__WHAT IS BEING ASKED__. Restate the complete material exactly.

__DATA SECTION__.

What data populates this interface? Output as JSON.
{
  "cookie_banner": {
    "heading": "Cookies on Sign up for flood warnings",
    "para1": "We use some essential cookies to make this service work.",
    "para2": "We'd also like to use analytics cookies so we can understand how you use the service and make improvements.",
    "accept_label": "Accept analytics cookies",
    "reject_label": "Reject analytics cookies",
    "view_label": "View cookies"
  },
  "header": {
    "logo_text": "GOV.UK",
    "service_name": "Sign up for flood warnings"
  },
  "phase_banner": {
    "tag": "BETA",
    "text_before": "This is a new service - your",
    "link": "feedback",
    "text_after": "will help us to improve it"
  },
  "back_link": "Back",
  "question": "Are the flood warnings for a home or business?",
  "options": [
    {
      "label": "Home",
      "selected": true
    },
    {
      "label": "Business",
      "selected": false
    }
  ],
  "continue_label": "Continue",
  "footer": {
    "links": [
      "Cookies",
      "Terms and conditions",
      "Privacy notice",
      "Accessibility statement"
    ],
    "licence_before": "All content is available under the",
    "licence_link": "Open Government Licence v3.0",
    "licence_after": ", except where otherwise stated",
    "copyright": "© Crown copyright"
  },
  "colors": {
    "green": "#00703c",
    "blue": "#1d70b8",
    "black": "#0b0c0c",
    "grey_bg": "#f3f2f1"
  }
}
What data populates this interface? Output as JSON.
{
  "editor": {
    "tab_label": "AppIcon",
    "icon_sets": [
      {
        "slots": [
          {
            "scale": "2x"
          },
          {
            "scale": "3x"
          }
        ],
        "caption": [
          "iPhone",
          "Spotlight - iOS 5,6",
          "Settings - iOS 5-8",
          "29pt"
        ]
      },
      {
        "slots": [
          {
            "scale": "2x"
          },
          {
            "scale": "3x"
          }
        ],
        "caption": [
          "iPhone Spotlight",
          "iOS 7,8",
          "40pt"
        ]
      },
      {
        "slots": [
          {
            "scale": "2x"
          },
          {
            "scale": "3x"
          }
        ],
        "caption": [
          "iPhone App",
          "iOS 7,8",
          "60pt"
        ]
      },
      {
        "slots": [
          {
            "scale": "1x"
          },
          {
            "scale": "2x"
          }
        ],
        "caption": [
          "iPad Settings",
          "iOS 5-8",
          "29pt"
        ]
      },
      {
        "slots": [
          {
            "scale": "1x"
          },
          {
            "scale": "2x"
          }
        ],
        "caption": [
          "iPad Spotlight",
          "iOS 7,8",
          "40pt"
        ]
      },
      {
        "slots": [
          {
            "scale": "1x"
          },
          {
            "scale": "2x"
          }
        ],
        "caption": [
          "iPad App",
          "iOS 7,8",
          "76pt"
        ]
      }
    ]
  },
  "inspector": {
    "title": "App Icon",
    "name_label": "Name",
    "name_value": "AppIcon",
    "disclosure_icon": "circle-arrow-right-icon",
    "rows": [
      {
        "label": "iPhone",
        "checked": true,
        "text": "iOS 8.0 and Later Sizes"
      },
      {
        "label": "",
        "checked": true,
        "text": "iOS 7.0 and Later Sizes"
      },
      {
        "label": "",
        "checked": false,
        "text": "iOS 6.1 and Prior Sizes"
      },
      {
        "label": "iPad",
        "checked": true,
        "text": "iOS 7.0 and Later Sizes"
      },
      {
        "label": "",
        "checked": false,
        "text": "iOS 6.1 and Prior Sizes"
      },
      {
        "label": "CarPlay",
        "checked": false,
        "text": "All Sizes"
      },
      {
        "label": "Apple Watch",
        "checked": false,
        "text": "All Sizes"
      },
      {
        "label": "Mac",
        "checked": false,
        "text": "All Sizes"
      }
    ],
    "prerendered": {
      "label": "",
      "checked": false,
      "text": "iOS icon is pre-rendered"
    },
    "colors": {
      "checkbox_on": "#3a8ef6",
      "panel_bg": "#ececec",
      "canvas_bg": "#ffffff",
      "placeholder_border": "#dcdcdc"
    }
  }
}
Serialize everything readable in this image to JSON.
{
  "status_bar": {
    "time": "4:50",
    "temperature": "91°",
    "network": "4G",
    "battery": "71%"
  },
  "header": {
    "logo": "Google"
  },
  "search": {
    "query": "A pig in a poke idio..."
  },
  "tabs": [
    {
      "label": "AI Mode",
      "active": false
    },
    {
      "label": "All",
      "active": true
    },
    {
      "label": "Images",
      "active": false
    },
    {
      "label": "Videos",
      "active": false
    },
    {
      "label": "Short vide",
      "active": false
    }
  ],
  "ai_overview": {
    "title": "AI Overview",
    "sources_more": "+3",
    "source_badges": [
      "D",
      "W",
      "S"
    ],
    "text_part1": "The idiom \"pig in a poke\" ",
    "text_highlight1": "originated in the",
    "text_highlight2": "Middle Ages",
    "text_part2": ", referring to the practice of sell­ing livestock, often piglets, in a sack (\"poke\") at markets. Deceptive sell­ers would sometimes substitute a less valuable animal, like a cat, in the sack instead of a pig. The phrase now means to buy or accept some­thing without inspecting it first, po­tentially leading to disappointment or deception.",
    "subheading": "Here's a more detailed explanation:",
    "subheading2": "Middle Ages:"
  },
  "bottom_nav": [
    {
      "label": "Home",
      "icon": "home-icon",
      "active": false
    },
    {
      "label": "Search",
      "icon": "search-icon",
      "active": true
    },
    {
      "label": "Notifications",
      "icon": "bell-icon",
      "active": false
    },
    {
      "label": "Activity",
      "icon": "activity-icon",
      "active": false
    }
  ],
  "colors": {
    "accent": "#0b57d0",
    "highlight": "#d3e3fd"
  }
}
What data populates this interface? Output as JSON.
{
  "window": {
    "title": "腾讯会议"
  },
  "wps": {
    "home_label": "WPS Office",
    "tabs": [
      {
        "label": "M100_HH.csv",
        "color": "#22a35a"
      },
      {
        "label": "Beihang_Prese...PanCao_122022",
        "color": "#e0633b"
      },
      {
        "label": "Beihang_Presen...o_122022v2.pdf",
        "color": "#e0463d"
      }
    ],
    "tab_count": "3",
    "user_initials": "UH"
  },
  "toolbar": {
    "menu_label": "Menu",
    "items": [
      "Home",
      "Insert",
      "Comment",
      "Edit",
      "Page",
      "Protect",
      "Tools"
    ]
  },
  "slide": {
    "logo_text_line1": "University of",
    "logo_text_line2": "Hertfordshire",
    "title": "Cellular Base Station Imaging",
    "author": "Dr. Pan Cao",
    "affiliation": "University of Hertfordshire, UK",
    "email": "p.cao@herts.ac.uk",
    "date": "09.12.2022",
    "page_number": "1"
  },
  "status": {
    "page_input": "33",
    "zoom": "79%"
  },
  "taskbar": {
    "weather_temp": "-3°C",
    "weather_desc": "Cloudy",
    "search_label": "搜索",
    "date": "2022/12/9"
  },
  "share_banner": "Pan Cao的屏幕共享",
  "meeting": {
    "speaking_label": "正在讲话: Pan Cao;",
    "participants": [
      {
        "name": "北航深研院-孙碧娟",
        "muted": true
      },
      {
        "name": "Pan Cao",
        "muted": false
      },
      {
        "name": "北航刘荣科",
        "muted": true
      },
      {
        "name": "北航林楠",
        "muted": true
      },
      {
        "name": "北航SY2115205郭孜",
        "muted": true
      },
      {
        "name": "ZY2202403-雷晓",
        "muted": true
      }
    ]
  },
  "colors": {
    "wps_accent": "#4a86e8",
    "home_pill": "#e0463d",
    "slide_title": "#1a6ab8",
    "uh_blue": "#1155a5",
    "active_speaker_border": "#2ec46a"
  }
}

__FINISHED ANSWER__.
What data populates this interface? Output as JSON.
{
  "cookie_banner": {
    "heading": "Cookies on Sign up for flood warnings",
    "para1": "We use some essential cookies to make this service work.",
    "para2": "We'd also like to use analytics cookies so we can understand how you use the service and make improvements.",
    "accept_label": "Accept analytics cookies",
    "reject_label": "Reject analytics cookies",
    "view_label": "View cookies"
  },
  "header": {
    "logo_text": "GOV.UK",
    "service_name": "Sign up for flood warnings"
  },
  "phase_banner": {
    "tag": "BETA",
    "text_before": "This is a new service - your",
    "link": "feedback",
    "text_after": "will help us to improve it"
  },
  "back_link": "Back",
  "question": "Are the flood warnings for a home or business?",
  "options": [
    {
      "label": "Home",
      "selected": true
    },
    {
      "label": "Business",
      "selected": false
    }
  ],
  "continue_label": "Continue",
  "footer": {
    "links": [
      "Cookies",
      "Terms and conditions",
      "Privacy notice",
      "Accessibility statement"
    ],
    "licence_before": "All content is available under the",
    "licence_link": "Open Government Licence v3.0",
    "licence_after": ", except where otherwise stated",
    "copyright": "© Crown copyright"
  },
  "colors": {
    "green": "#00703c",
    "blue": "#1d70b8",
    "black": "#0b0c0c",
    "grey_bg": "#f3f2f1"
  }
}
What data populates this interface? Output as JSON.
{
  "editor": {
    "tab_label": "AppIcon",
    "icon_sets": [
      {
        "slots": [
          {
            "scale": "2x"
          },
          {
            "scale": "3x"
          }
        ],
        "caption": [
          "iPhone",
          "Spotlight - iOS 5,6",
          "Settings - iOS 5-8",
          "29pt"
        ]
      },
      {
        "slots": [
          {
            "scale": "2x"
          },
          {
            "scale": "3x"
          }
        ],
        "caption": [
          "iPhone Spotlight",
          "iOS 7,8",
          "40pt"
        ]
      },
      {
        "slots": [
          {
            "scale": "2x"
          },
          {
            "scale": "3x"
          }
        ],
        "caption": [
          "iPhone App",
          "iOS 7,8",
          "60pt"
        ]
      },
      {
        "slots": [
          {
            "scale": "1x"
          },
          {
            "scale": "2x"
          }
        ],
        "caption": [
          "iPad Settings",
          "iOS 5-8",
          "29pt"
        ]
      },
      {
        "slots": [
          {
            "scale": "1x"
          },
          {
            "scale": "2x"
          }
        ],
        "caption": [
          "iPad Spotlight",
          "iOS 7,8",
          "40pt"
        ]
      },
      {
        "slots": [
          {
            "scale": "1x"
          },
          {
            "scale": "2x"
          }
        ],
        "caption": [
          "iPad App",
          "iOS 7,8",
          "76pt"
        ]
      }
    ]
  },
  "inspector": {
    "title": "App Icon",
    "name_label": "Name",
    "name_value": "AppIcon",
    "disclosure_icon": "circle-arrow-right-icon",
    "rows": [
      {
        "label": "iPhone",
        "checked": true,
        "text": "iOS 8.0 and Later Sizes"
      },
      {
        "label": "",
        "checked": true,
        "text": "iOS 7.0 and Later Sizes"
      },
      {
        "label": "",
        "checked": false,
        "text": "iOS 6.1 and Prior Sizes"
      },
      {
        "label": "iPad",
        "checked": true,
        "text": "iOS 7.0 and Later Sizes"
      },
      {
        "label": "",
        "checked": false,
        "text": "iOS 6.1 and Prior Sizes"
      },
      {
        "label": "CarPlay",
        "checked": false,
        "text": "All Sizes"
      },
      {
        "label": "Apple Watch",
        "checked": false,
        "text": "All Sizes"
      },
      {
        "label": "Mac",
        "checked": false,
        "text": "All Sizes"
      }
    ],
    "prerendered": {
      "label": "",
      "checked": false,
      "text": "iOS icon is pre-rendered"
    },
    "colors": {
      "checkbox_on": "#3a8ef6",
      "panel_bg": "#ececec",
      "canvas_bg": "#ffffff",
      "placeholder_border": "#dcdcdc"
    }
  }
}
Serialize everything readable in this image to JSON.
{
  "status_bar": {
    "time": "4:50",
    "temperature": "91°",
    "network": "4G",
    "battery": "71%"
  },
  "header": {
    "logo": "Google"
  },
  "search": {
    "query": "A pig in a poke idio..."
  },
  "tabs": [
    {
      "label": "AI Mode",
      "active": false
    },
    {
      "label": "All",
      "active": true
    },
    {
      "label": "Images",
      "active": false
    },
    {
      "label": "Videos",
      "active": false
    },
    {
      "label": "Short vide",
      "active": false
    }
  ],
  "ai_overview": {
    "title": "AI Overview",
    "sources_more": "+3",
    "source_badges": [
      "D",
      "W",
      "S"
    ],
    "text_part1": "The idiom \"pig in a poke\" ",
    "text_highlight1": "originated in the",
    "text_highlight2": "Middle Ages",
    "text_part2": ", referring to the practice of sell­ing livestock, often piglets, in a sack (\"poke\") at markets. Deceptive sell­ers would sometimes substitute a less valuable animal, like a cat, in the sack instead of a pig. The phrase now means to buy or accept some­thing without inspecting it first, po­tentially leading to disappointment or deception.",
    "subheading": "Here's a more detailed explanation:",
    "subheading2": "Middle Ages:"
  },
  "bottom_nav": [
    {
      "label": "Home",
      "icon": "home-icon",
      "active": false
    },
    {
      "label": "Search",
      "icon": "search-icon",
      "active": true
    },
    {
      "label": "Notifications",
      "icon": "bell-icon",
      "active": false
    },
    {
      "label": "Activity",
      "icon": "activity-icon",
      "active": false
    }
  ],
  "colors": {
    "accent": "#0b57d0",
    "highlight": "#d3e3fd"
  }
}
What data populates this interface? Output as JSON.
{
  "window": {
    "title": "腾讯会议"
  },
  "wps": {
    "home_label": "WPS Office",
    "tabs": [
      {
        "label": "M100_HH.csv",
        "color": "#22a35a"
      },
      {
        "label": "Beihang_Prese...PanCao_122022",
        "color": "#e0633b"
      },
      {
        "label": "Beihang_Presen...o_122022v2.pdf",
        "color": "#e0463d"
      }
    ],
    "tab_count": "3",
    "user_initials": "UH"
  },
  "toolbar": {
    "menu_label": "Menu",
    "items": [
      "Home",
      "Insert",
      "Comment",
      "Edit",
      "Page",
      "Protect",
      "Tools"
    ]
  },
  "slide": {
    "logo_text_line1": "University of",
    "logo_text_line2": "Hertfordshire",
    "title": "Cellular Base Station Imaging",
    "author": "Dr. Pan Cao",
    "affiliation": "University of Hertfordshire, UK",
    "email": "p.cao@herts.ac.uk",
    "date": "09.12.2022",
    "page_number": "1"
  },
  "status": {
    "page_input": "33",
    "zoom": "79%"
  },
  "taskbar": {
    "weather_temp": "-3°C",
    "weather_desc": "Cloudy",
    "search_label": "搜索",
    "date": "2022/12/9"
  },
  "share_banner": "Pan Cao的屏幕共享",
  "meeting": {
    "speaking_label": "正在讲话: Pan Cao;",
    "participants": [
      {
        "name": "北航深研院-孙碧娟",
        "muted": true
      },
      {
        "name": "Pan Cao",
        "muted": false
      },
      {
        "name": "北航刘荣科",
        "muted": true
      },
      {
        "name": "北航林楠",
        "muted": true
      },
      {
        "name": "北航SY2115205郭孜",
        "muted": true
      },
      {
        "name": "ZY2202403-雷晓",
        "muted": true
      }
    ]
  },
  "colors": {
    "wps_accent": "#4a86e8",
    "home_pill": "#e0463d",
    "slide_title": "#1a6ab8",
    "uh_blue": "#1155a5",
    "active_speaker_border": "#2ec46a"
  }
}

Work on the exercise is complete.